● **Requirements**:
Scan the records for the word "errors". Copy each line that includes it.

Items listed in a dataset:
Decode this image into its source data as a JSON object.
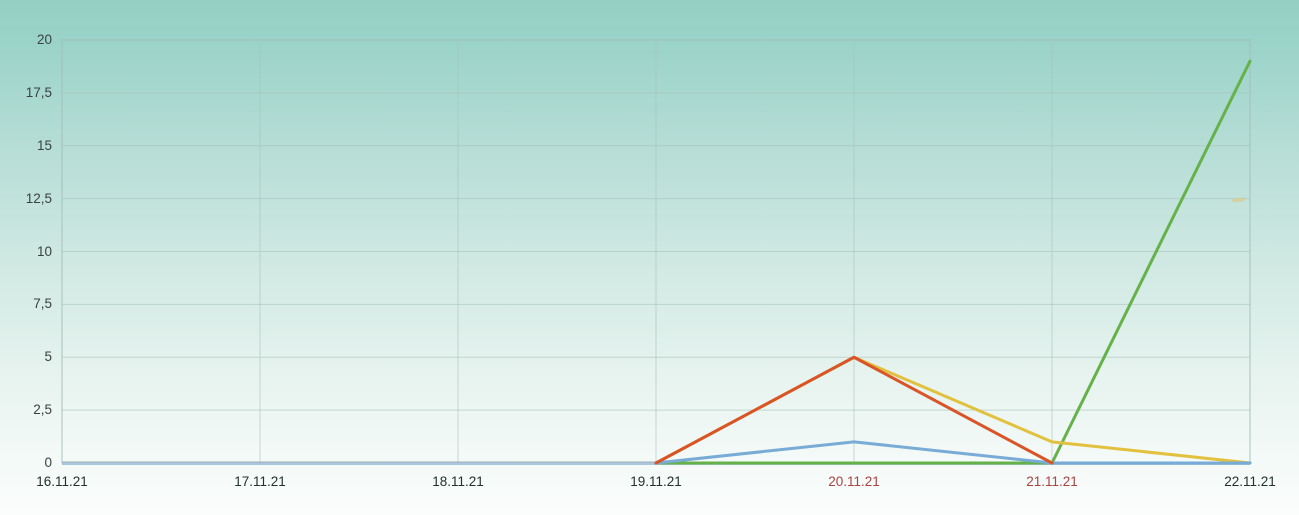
{
  "colors": {
    "background_top": "#95cfc4",
    "background_bottom": "#fbfdfc",
    "gridline": "#a8c2bc",
    "plot_border": "#a3bdb7",
    "axis_line_blue": "#a9c5e0",
    "axis_line_dark": "#94a3ac",
    "ytick_label": "#3a413e",
    "weekday_label": "#22312a",
    "weekend_label": "#a94442",
    "stray_mark": "#d8cc96"
  },
  "chart_data": {
    "type": "line",
    "title": "",
    "xlabel": "",
    "ylabel": "",
    "categories": [
      "16.11.21",
      "17.11.21",
      "18.11.21",
      "19.11.21",
      "20.11.21",
      "21.11.21",
      "22.11.21"
    ],
    "weekend_indices": [
      4,
      5
    ],
    "yticks": [
      {
        "label": "0",
        "value": 0
      },
      {
        "label": "2,5",
        "value": 2.5
      },
      {
        "label": "5",
        "value": 5
      },
      {
        "label": "7,5",
        "value": 7.5
      },
      {
        "label": "10",
        "value": 10
      },
      {
        "label": "12,5",
        "value": 12.5
      },
      {
        "label": "15",
        "value": 15
      },
      {
        "label": "17,5",
        "value": 17.5
      },
      {
        "label": "20",
        "value": 20
      }
    ],
    "ylim": [
      0,
      20
    ],
    "grid": true,
    "legend_position": "none",
    "series": [
      {
        "name": "green-series",
        "color": "#66b24a",
        "values": [
          null,
          null,
          null,
          0,
          0,
          0,
          19
        ]
      },
      {
        "name": "yellow-series",
        "color": "#e2c13e",
        "values": [
          null,
          null,
          null,
          0,
          5,
          1,
          0
        ]
      },
      {
        "name": "blue-series",
        "color": "#78abd6",
        "values": [
          null,
          null,
          null,
          0,
          1,
          0,
          0
        ]
      },
      {
        "name": "red-series",
        "color": "#d95426",
        "values": [
          null,
          null,
          null,
          0,
          5,
          0,
          null
        ]
      }
    ]
  }
}
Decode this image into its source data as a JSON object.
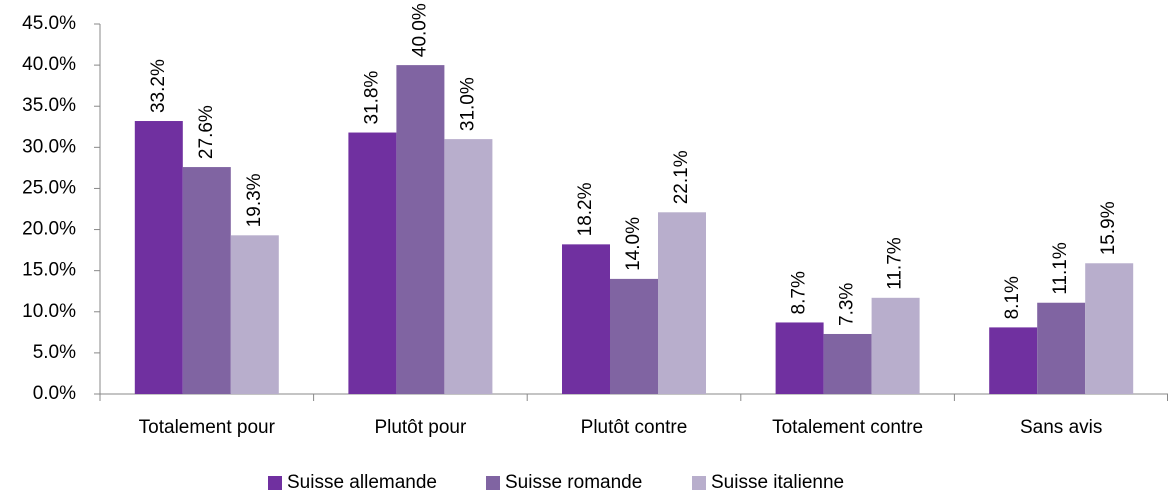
{
  "chart_data": {
    "type": "bar",
    "categories": [
      "Totalement pour",
      "Plutôt pour",
      "Plutôt contre",
      "Totalement contre",
      "Sans avis"
    ],
    "series": [
      {
        "name": "Suisse allemande",
        "color": "#7030a0",
        "values": [
          33.2,
          31.8,
          18.2,
          8.7,
          8.1
        ],
        "value_labels": [
          "33.2%",
          "31.8%",
          "18.2%",
          "8.7%",
          "8.1%"
        ]
      },
      {
        "name": "Suisse romande",
        "color": "#8064a2",
        "values": [
          27.6,
          40.0,
          14.0,
          7.3,
          11.1
        ],
        "value_labels": [
          "27.6%",
          "40.0%",
          "14.0%",
          "7.3%",
          "11.1%"
        ]
      },
      {
        "name": "Suisse italienne",
        "color": "#b8aecc",
        "values": [
          19.3,
          31.0,
          22.1,
          11.7,
          15.9
        ],
        "value_labels": [
          "19.3%",
          "31.0%",
          "22.1%",
          "11.7%",
          "15.9%"
        ]
      }
    ],
    "ylim": [
      0,
      45
    ],
    "yticks": [
      {
        "value": 0,
        "label": "0.0%"
      },
      {
        "value": 5,
        "label": "5.0%"
      },
      {
        "value": 10,
        "label": "10.0%"
      },
      {
        "value": 15,
        "label": "15.0%"
      },
      {
        "value": 20,
        "label": "20.0%"
      },
      {
        "value": 25,
        "label": "25.0%"
      },
      {
        "value": 30,
        "label": "30.0%"
      },
      {
        "value": 35,
        "label": "35.0%"
      },
      {
        "value": 40,
        "label": "40.0%"
      },
      {
        "value": 45,
        "label": "45.0%"
      }
    ],
    "grid": false,
    "legend": "bottom"
  }
}
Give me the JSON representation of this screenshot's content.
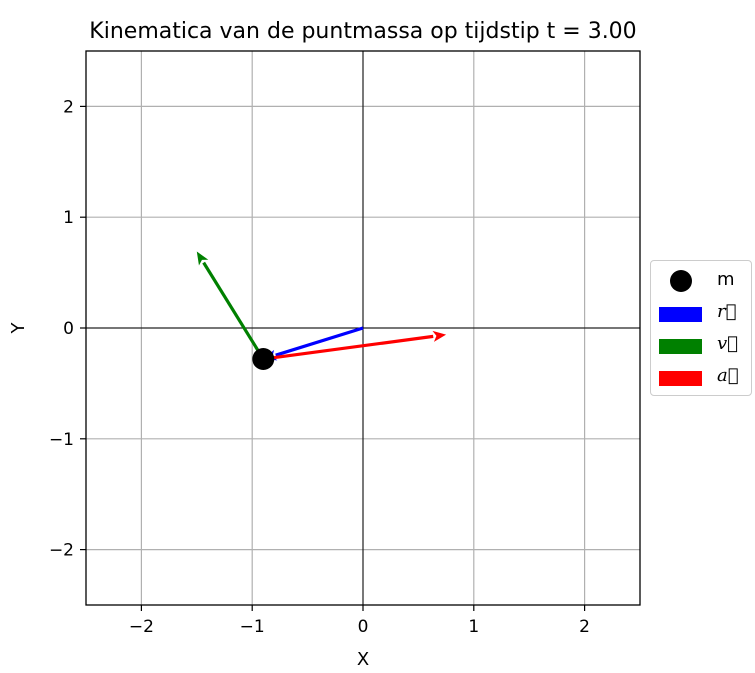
{
  "chart_data": {
    "type": "quiver",
    "title": "Kinematica van de puntmassa op tijdstip t = 3.00",
    "xlabel": "X",
    "ylabel": "Y",
    "xlim": [
      -2.5,
      2.5
    ],
    "ylim": [
      -2.5,
      2.5
    ],
    "xticks": [
      -2,
      -1,
      0,
      1,
      2
    ],
    "yticks": [
      -2,
      -1,
      0,
      1,
      2
    ],
    "xtick_labels": [
      "−2",
      "−1",
      "0",
      "1",
      "2"
    ],
    "ytick_labels": [
      "−2",
      "−1",
      "0",
      "1",
      "2"
    ],
    "grid": true,
    "axes_lines": true,
    "point": {
      "name": "m",
      "x": -0.9,
      "y": -0.28,
      "color": "#000000"
    },
    "vectors": [
      {
        "name": "r",
        "label": "r⃗",
        "x0": 0,
        "y0": 0,
        "dx": -0.9,
        "dy": -0.28,
        "color": "#0000ff"
      },
      {
        "name": "v",
        "label": "v⃗",
        "x0": -0.9,
        "y0": -0.28,
        "dx": -0.6,
        "dy": 0.97,
        "color": "#008000"
      },
      {
        "name": "a",
        "label": "a⃗",
        "x0": -0.9,
        "y0": -0.28,
        "dx": 1.65,
        "dy": 0.22,
        "color": "#ff0000"
      }
    ],
    "legend": {
      "placement": "center-right-outside",
      "entries": [
        {
          "label": "m",
          "kind": "marker",
          "color": "#000000"
        },
        {
          "label": "r⃗",
          "kind": "patch",
          "color": "#0000ff"
        },
        {
          "label": "v⃗",
          "kind": "patch",
          "color": "#008000"
        },
        {
          "label": "a⃗",
          "kind": "patch",
          "color": "#ff0000"
        }
      ]
    }
  }
}
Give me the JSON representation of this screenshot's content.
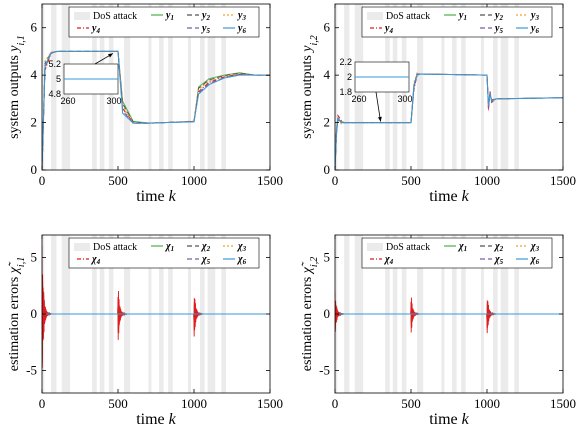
{
  "colors": {
    "y1": "#4daf4a",
    "y2": "#555555",
    "y3": "#f0a030",
    "y4": "#e41a1c",
    "y5": "#7b5ea8",
    "y6": "#3a9ad9",
    "dos": "#ebebeb"
  },
  "chart_data": [
    {
      "type": "line",
      "xlabel": "time k",
      "ylabel": "system outputs y_{i,1}",
      "xlim": [
        0,
        1500
      ],
      "ylim": [
        0,
        7
      ],
      "xticks": [
        "0",
        "500",
        "1000",
        "1500"
      ],
      "yticks": [
        "0",
        "2",
        "4",
        "6"
      ],
      "grid": false,
      "legend_position": "top",
      "legend": [
        "DoS attack",
        "y1",
        "y2",
        "y3",
        "y4",
        "y5",
        "y6"
      ],
      "dos_intervals": [
        [
          0,
          15
        ],
        [
          60,
          95
        ],
        [
          130,
          185
        ],
        [
          330,
          360
        ],
        [
          380,
          410
        ],
        [
          440,
          470
        ],
        [
          540,
          580
        ],
        [
          700,
          720
        ],
        [
          770,
          800
        ],
        [
          830,
          860
        ],
        [
          960,
          980
        ],
        [
          1040,
          1070
        ],
        [
          1090,
          1140
        ],
        [
          1180,
          1210
        ]
      ],
      "series": [
        {
          "name": "y1",
          "x": [
            0,
            20,
            60,
            100,
            500,
            530,
            600,
            700,
            800,
            1000,
            1030,
            1100,
            1200,
            1300,
            1400,
            1500
          ],
          "y": [
            0,
            4.4,
            4.95,
            5.0,
            5.0,
            2.9,
            2.05,
            1.98,
            2.0,
            2.05,
            3.5,
            3.85,
            4.0,
            4.1,
            4.0,
            4.0
          ]
        },
        {
          "name": "y2",
          "x": [
            0,
            20,
            60,
            100,
            500,
            530,
            600,
            700,
            800,
            1000,
            1030,
            1100,
            1200,
            1300,
            1400,
            1500
          ],
          "y": [
            0,
            4.5,
            4.95,
            5.0,
            5.0,
            2.8,
            2.02,
            1.98,
            2.0,
            2.05,
            3.45,
            3.8,
            3.98,
            4.08,
            4.0,
            4.0
          ]
        },
        {
          "name": "y3",
          "x": [
            0,
            20,
            60,
            100,
            500,
            530,
            600,
            700,
            800,
            1000,
            1030,
            1100,
            1200,
            1300,
            1400,
            1500
          ],
          "y": [
            0,
            4.6,
            4.97,
            5.0,
            5.0,
            2.7,
            2.0,
            1.97,
            2.0,
            2.06,
            3.4,
            3.75,
            3.95,
            4.05,
            4.0,
            4.0
          ]
        },
        {
          "name": "y4",
          "x": [
            0,
            20,
            60,
            100,
            500,
            530,
            600,
            700,
            800,
            1000,
            1030,
            1100,
            1200,
            1300,
            1400,
            1500
          ],
          "y": [
            0,
            4.2,
            4.92,
            5.0,
            5.0,
            2.6,
            1.98,
            1.97,
            2.0,
            2.04,
            3.3,
            3.7,
            3.93,
            4.04,
            4.0,
            4.0
          ]
        },
        {
          "name": "y5",
          "x": [
            0,
            20,
            60,
            100,
            500,
            530,
            600,
            700,
            800,
            1000,
            1030,
            1100,
            1200,
            1300,
            1400,
            1500
          ],
          "y": [
            0,
            4.3,
            4.93,
            5.0,
            5.0,
            2.5,
            1.97,
            1.97,
            2.0,
            2.04,
            3.25,
            3.65,
            3.9,
            4.02,
            4.0,
            4.0
          ]
        },
        {
          "name": "y6",
          "x": [
            0,
            20,
            60,
            100,
            500,
            530,
            600,
            700,
            800,
            1000,
            1030,
            1100,
            1200,
            1300,
            1400,
            1500
          ],
          "y": [
            0,
            4.4,
            4.95,
            5.0,
            5.0,
            2.4,
            1.97,
            1.97,
            2.0,
            2.03,
            3.2,
            3.6,
            3.88,
            4.0,
            4.0,
            4.0
          ]
        }
      ],
      "inset": {
        "xlim": [
          260,
          300
        ],
        "ylim": [
          4.8,
          5.2
        ],
        "xticks": [
          "260",
          "300"
        ],
        "yticks": [
          "5.2",
          "5",
          "4.8"
        ],
        "value": 5.0,
        "arrow_to": [
          500,
          5.0
        ]
      }
    },
    {
      "type": "line",
      "xlabel": "time k",
      "ylabel": "system outputs y_{i,2}",
      "xlim": [
        0,
        1500
      ],
      "ylim": [
        0,
        7
      ],
      "xticks": [
        "0",
        "500",
        "1000",
        "1500"
      ],
      "yticks": [
        "0",
        "2",
        "4",
        "6"
      ],
      "grid": false,
      "legend_position": "top",
      "legend": [
        "DoS attack",
        "y1",
        "y2",
        "y3",
        "y4",
        "y5",
        "y6"
      ],
      "dos_intervals": [
        [
          0,
          15
        ],
        [
          60,
          95
        ],
        [
          130,
          185
        ],
        [
          330,
          360
        ],
        [
          380,
          410
        ],
        [
          440,
          470
        ],
        [
          540,
          580
        ],
        [
          700,
          720
        ],
        [
          770,
          800
        ],
        [
          830,
          860
        ],
        [
          960,
          980
        ],
        [
          1040,
          1070
        ],
        [
          1090,
          1140
        ],
        [
          1180,
          1210
        ]
      ],
      "series": [
        {
          "name": "y1",
          "x": [
            0,
            10,
            20,
            40,
            60,
            500,
            520,
            540,
            560,
            1000,
            1010,
            1020,
            1030,
            1060,
            1500
          ],
          "y": [
            0,
            1.6,
            2.15,
            2.05,
            2.0,
            2.0,
            3.5,
            4.0,
            4.05,
            4.0,
            2.8,
            3.2,
            2.9,
            3.0,
            3.05
          ]
        },
        {
          "name": "y2",
          "x": [
            0,
            10,
            20,
            40,
            60,
            500,
            520,
            540,
            560,
            1000,
            1010,
            1020,
            1030,
            1060,
            1500
          ],
          "y": [
            0,
            1.7,
            2.2,
            2.0,
            2.0,
            2.0,
            3.6,
            4.05,
            4.05,
            4.0,
            2.7,
            3.25,
            2.95,
            3.0,
            3.05
          ]
        },
        {
          "name": "y3",
          "x": [
            0,
            10,
            20,
            40,
            60,
            500,
            520,
            540,
            560,
            1000,
            1010,
            1020,
            1030,
            1060,
            1500
          ],
          "y": [
            0,
            1.8,
            2.25,
            1.95,
            2.0,
            2.0,
            3.7,
            4.1,
            4.05,
            4.0,
            2.6,
            3.3,
            2.9,
            3.0,
            3.05
          ]
        },
        {
          "name": "y4",
          "x": [
            0,
            10,
            20,
            40,
            60,
            500,
            520,
            540,
            560,
            1000,
            1010,
            1020,
            1030,
            1060,
            1500
          ],
          "y": [
            0,
            1.5,
            2.3,
            2.1,
            2.0,
            2.0,
            3.4,
            4.0,
            4.05,
            4.0,
            2.5,
            3.35,
            2.85,
            3.0,
            3.05
          ]
        },
        {
          "name": "y5",
          "x": [
            0,
            10,
            20,
            40,
            60,
            500,
            520,
            540,
            560,
            1000,
            1010,
            1020,
            1030,
            1060,
            1500
          ],
          "y": [
            0,
            1.6,
            2.1,
            2.05,
            2.0,
            2.0,
            3.5,
            4.05,
            4.05,
            4.0,
            2.6,
            3.2,
            2.95,
            3.0,
            3.05
          ]
        },
        {
          "name": "y6",
          "x": [
            0,
            10,
            20,
            40,
            60,
            500,
            520,
            540,
            560,
            1000,
            1010,
            1020,
            1030,
            1060,
            1500
          ],
          "y": [
            0,
            1.7,
            2.2,
            2.0,
            2.0,
            2.0,
            3.6,
            4.0,
            4.05,
            4.0,
            2.7,
            3.25,
            2.9,
            3.0,
            3.05
          ]
        }
      ],
      "inset": {
        "xlim": [
          260,
          300
        ],
        "ylim": [
          1.8,
          2.2
        ],
        "xticks": [
          "260",
          "300"
        ],
        "yticks": [
          "2.2",
          "2",
          "1.8"
        ],
        "value": 2.0,
        "arrow_to": [
          300,
          2.0
        ]
      }
    },
    {
      "type": "line",
      "xlabel": "time k",
      "ylabel": "estimation errors χ̃_{i,1}",
      "xlim": [
        0,
        1500
      ],
      "ylim": [
        -7,
        7
      ],
      "xticks": [
        "0",
        "500",
        "1000",
        "1500"
      ],
      "yticks": [
        "-5",
        "0",
        "5"
      ],
      "grid": false,
      "legend_position": "top",
      "legend": [
        "DoS attack",
        "χ1",
        "χ2",
        "χ3",
        "χ4",
        "χ5",
        "χ6"
      ],
      "dos_intervals": [
        [
          0,
          15
        ],
        [
          60,
          95
        ],
        [
          130,
          185
        ],
        [
          330,
          360
        ],
        [
          380,
          410
        ],
        [
          440,
          470
        ],
        [
          540,
          580
        ],
        [
          700,
          720
        ],
        [
          770,
          800
        ],
        [
          830,
          860
        ],
        [
          960,
          980
        ],
        [
          1040,
          1070
        ],
        [
          1090,
          1140
        ],
        [
          1180,
          1210
        ]
      ],
      "spike_amplitudes": {
        "chi4": [
          6.0,
          2.8,
          2.6
        ],
        "chi1": [
          5.5,
          2.0,
          1.9
        ],
        "chi2": [
          5.0,
          1.8,
          1.7
        ],
        "chi3": [
          4.5,
          1.6,
          1.5
        ],
        "chi5": [
          4.0,
          1.5,
          1.4
        ],
        "chi6": [
          3.0,
          1.3,
          1.2
        ]
      },
      "spike_times": [
        0,
        500,
        1000
      ],
      "steady_value": 0
    },
    {
      "type": "line",
      "xlabel": "time k",
      "ylabel": "estimation errors χ̃_{i,2}",
      "xlim": [
        0,
        1500
      ],
      "ylim": [
        -7,
        7
      ],
      "xticks": [
        "0",
        "500",
        "1000",
        "1500"
      ],
      "yticks": [
        "-5",
        "0",
        "5"
      ],
      "grid": false,
      "legend_position": "top",
      "legend": [
        "DoS attack",
        "χ1",
        "χ2",
        "χ3",
        "χ4",
        "χ5",
        "χ6"
      ],
      "dos_intervals": [
        [
          0,
          15
        ],
        [
          60,
          95
        ],
        [
          130,
          185
        ],
        [
          330,
          360
        ],
        [
          380,
          410
        ],
        [
          440,
          470
        ],
        [
          540,
          580
        ],
        [
          700,
          720
        ],
        [
          770,
          800
        ],
        [
          830,
          860
        ],
        [
          960,
          980
        ],
        [
          1040,
          1070
        ],
        [
          1090,
          1140
        ],
        [
          1180,
          1210
        ]
      ],
      "spike_amplitudes": {
        "chi4": [
          2.0,
          2.0,
          2.2
        ],
        "chi1": [
          1.8,
          1.2,
          1.8
        ],
        "chi2": [
          1.6,
          1.0,
          1.6
        ],
        "chi3": [
          1.4,
          0.9,
          1.4
        ],
        "chi5": [
          1.3,
          0.8,
          1.3
        ],
        "chi6": [
          1.2,
          0.7,
          1.2
        ]
      },
      "spike_times": [
        0,
        500,
        1000
      ],
      "steady_value": 0
    }
  ]
}
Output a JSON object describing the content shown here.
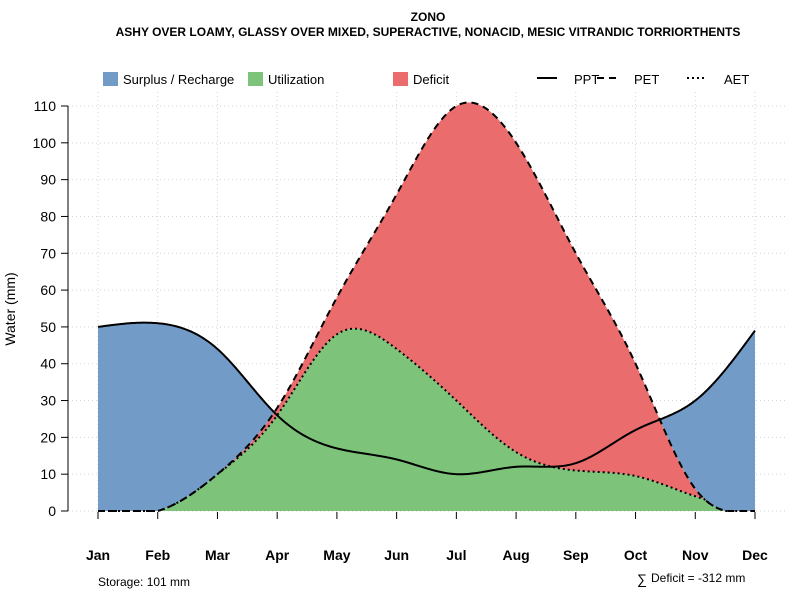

● **Exercise result**:
      "ylabel": "estimation errors χ̃_{i,1}",
      "ylabel": "estimation errors χ̃_{i,2}",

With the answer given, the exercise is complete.